It was his love of Jesus Christ that helped him acknowledge, admit, and somewhat manage the addiction.
In Watts’s opinion, alcoholism is a progressive disease that never ends. “Addiction is a very selfish and self-centered physical and mental obsession and problem,” Watts said of the emotional hurts his addiction caused his loved ones.
A core principle of the AA “Big Book” is to acknowledge a higher power. “I think it’s divinely put together because one of the biggest assets of the program of Alcoholics Anonymous is this idea of being able to surrender and turn one’s life over to a higher power of one’s own understanding.”
Watts wants to use his experience with a successful recovery, his faith in his higher power; Jesus Christ, and his life-long love of music to bring peace to those who are struggling and help them see that there is hope for recovery.
His freedom has given him a new outlook and new purpose in life. The new album, though inspired by his personal struggles with alcoholism and recovery, is not overtly about addiction, but rather about the human struggle to wade through life’s darker times to find the light of the world, Jesus Christ. Watts kept his lyrics more faith based and Biblically inspired so he could reach a larger audience in the hopes that his personal message could reach people who don’t even know they need help.
“By taking me, a modern-day prodigal, and letting people see the error of my ways, maybe I can inspire young people, Christians, believers and non-believers to take an honest look at the secrets that they have in their life that are hurting them,” Watts said. “If I can bring out the idea that I was in the throes of alcoholism and addiction and say, I went into these dark places, but Jesus brought me out, and I’m not ashamed to tell you that now I am “all in” to be a witness for what Jesus Christ has done for me.”

### [Task details]
Pick up the profile of Watts and his recovery where it stops, and keep writing it forward. The rows that come next are separate material, unrelated to the profile of Watts.

### [Information given]
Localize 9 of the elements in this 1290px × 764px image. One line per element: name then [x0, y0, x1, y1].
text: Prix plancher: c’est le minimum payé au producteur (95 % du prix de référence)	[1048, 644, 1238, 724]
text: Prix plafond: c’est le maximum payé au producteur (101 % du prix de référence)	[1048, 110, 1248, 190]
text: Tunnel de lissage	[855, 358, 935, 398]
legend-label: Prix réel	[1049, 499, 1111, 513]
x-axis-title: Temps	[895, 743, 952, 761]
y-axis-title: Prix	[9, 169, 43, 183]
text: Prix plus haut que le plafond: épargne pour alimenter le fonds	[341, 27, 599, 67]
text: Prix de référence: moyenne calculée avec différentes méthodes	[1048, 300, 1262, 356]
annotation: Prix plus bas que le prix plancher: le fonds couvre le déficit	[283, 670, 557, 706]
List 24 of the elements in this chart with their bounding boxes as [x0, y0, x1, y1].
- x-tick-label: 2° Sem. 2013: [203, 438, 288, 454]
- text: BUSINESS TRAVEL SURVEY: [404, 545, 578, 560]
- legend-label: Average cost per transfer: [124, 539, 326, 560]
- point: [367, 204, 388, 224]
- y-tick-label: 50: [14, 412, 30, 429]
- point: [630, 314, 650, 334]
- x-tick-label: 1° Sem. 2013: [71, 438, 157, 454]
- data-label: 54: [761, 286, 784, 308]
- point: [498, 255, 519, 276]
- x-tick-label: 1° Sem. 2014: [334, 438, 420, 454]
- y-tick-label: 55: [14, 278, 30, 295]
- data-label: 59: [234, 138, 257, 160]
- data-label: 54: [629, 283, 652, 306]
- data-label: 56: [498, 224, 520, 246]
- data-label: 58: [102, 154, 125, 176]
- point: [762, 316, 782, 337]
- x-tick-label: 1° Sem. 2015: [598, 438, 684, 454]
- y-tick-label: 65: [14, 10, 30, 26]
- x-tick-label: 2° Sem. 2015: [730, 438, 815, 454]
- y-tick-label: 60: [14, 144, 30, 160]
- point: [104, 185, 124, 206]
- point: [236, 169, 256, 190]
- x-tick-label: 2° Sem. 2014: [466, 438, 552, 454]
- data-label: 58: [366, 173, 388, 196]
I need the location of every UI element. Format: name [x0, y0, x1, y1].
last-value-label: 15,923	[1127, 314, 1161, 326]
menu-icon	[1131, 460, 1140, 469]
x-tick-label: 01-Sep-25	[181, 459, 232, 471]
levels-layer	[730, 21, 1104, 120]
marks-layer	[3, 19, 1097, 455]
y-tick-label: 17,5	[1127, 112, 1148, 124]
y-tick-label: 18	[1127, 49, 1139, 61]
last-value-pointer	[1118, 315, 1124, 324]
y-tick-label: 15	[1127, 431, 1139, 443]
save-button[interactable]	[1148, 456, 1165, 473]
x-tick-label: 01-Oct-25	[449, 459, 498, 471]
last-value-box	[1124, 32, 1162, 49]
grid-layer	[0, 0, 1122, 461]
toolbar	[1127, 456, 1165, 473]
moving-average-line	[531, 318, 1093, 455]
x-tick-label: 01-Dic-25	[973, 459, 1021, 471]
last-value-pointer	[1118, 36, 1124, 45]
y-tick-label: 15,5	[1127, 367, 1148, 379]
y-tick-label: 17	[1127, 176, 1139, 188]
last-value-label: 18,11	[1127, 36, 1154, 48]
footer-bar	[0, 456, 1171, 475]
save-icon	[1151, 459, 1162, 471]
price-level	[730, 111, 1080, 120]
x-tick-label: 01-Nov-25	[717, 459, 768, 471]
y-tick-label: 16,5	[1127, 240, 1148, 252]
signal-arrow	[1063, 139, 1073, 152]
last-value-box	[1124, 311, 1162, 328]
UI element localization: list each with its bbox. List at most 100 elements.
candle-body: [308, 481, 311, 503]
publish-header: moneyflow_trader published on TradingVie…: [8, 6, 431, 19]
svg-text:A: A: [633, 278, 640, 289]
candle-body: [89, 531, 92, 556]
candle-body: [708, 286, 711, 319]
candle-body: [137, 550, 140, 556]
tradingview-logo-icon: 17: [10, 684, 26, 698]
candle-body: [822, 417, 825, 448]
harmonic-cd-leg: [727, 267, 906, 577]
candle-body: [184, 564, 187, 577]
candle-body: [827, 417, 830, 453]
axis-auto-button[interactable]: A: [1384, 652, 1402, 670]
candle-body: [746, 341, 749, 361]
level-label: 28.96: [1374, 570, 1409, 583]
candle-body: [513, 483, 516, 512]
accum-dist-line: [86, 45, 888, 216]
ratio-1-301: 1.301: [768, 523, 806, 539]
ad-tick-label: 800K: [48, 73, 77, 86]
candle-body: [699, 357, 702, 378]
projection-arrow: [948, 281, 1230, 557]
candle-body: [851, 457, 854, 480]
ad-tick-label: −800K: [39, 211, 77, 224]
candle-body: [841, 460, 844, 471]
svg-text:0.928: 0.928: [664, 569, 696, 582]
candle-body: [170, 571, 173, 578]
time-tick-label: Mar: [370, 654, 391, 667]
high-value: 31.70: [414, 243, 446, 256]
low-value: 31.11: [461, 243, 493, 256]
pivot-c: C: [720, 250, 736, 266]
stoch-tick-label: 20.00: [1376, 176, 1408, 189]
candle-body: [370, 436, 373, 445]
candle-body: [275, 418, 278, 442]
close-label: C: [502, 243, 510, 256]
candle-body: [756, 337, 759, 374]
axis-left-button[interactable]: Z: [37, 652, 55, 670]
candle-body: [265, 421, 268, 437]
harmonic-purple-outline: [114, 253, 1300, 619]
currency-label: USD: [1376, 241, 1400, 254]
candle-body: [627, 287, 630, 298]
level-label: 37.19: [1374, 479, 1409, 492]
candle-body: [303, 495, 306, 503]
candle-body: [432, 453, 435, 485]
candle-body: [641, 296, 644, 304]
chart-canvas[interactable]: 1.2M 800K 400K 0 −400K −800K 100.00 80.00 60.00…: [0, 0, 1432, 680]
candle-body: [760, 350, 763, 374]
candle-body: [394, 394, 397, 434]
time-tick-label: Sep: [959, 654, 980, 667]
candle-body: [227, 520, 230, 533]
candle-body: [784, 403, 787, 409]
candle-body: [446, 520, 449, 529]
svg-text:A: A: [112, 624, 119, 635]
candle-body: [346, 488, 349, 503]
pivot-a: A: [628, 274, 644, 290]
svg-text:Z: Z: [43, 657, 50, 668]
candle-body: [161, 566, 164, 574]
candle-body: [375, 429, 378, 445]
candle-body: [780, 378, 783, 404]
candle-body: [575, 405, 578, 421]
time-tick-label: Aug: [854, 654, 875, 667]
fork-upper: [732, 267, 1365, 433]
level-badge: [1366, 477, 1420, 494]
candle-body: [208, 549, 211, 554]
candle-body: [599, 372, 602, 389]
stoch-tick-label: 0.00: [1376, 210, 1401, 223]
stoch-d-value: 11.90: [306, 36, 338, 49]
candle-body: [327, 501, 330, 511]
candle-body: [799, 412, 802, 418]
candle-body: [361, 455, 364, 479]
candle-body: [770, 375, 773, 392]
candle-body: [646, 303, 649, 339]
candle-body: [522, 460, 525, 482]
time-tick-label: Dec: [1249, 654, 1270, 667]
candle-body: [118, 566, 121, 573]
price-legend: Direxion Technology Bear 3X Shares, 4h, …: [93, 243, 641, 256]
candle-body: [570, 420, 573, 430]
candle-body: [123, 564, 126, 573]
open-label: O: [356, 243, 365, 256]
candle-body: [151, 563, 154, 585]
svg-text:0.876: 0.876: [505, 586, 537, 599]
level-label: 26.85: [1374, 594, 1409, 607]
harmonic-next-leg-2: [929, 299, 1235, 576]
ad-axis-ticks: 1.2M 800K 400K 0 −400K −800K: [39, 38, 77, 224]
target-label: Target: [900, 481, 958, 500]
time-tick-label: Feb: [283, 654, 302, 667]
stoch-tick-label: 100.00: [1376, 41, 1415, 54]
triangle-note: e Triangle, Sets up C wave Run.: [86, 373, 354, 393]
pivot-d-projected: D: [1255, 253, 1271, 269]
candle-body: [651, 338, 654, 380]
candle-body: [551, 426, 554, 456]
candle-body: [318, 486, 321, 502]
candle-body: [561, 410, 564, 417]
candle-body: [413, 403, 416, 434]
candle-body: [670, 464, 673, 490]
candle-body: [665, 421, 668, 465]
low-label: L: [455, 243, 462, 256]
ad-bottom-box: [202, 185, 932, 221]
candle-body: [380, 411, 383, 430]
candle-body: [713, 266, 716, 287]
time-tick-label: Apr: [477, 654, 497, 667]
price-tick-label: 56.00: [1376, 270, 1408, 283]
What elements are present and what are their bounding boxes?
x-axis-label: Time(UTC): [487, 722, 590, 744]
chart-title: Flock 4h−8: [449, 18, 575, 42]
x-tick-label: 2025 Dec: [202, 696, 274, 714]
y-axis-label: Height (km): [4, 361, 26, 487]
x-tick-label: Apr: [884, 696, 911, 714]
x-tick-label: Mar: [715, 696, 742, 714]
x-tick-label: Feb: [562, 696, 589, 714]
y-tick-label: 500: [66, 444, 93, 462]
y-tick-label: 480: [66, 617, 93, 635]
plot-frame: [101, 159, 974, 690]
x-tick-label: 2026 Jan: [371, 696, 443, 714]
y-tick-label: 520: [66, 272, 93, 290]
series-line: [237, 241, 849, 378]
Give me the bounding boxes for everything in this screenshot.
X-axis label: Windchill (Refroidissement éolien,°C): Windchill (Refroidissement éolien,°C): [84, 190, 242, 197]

### [Response]
In the Bible, there is a story about the son of a wealthy man who demanded his father give him his inheritance. Upon receiving his inheritance, the son went into the world and squandered his money with drinking, gambling, and riotous living. The son eventually ran out of money and returned to his Father’s home to ask for a job as a servant. The father welcomed him home with love and forgave all his poor choices. The story of the prodigal son represents Christ’s love for the church. Watts considers himself a “modern-day prodigal son,” and wants to use his story of recovery to help others return to a place of peace and acceptance.
After releasing his album, Watts plans to go on tour sharing his music and his testimony. Since his music is designed for both Christians and struggling addicts, he will continue to tour at churches, addiction recovery meetings, Bible Colleges, and at recovery centers in Colorado, around the country, and around the world. Watts plans to visit Voice of Life Radio in Dominica this Spring 2019.
“I will break the ice with a small performance where I just play music,” Watts said of his experience with a recent tour. “I’m sharing much more than a message of recovery, but a reality based on truth. My higher power is Jesus Christ. This is what I believe took my obsession (with alcohol) away, but I had to do the work to be able to show my sincerity and that I was true to this ultimate surrender.”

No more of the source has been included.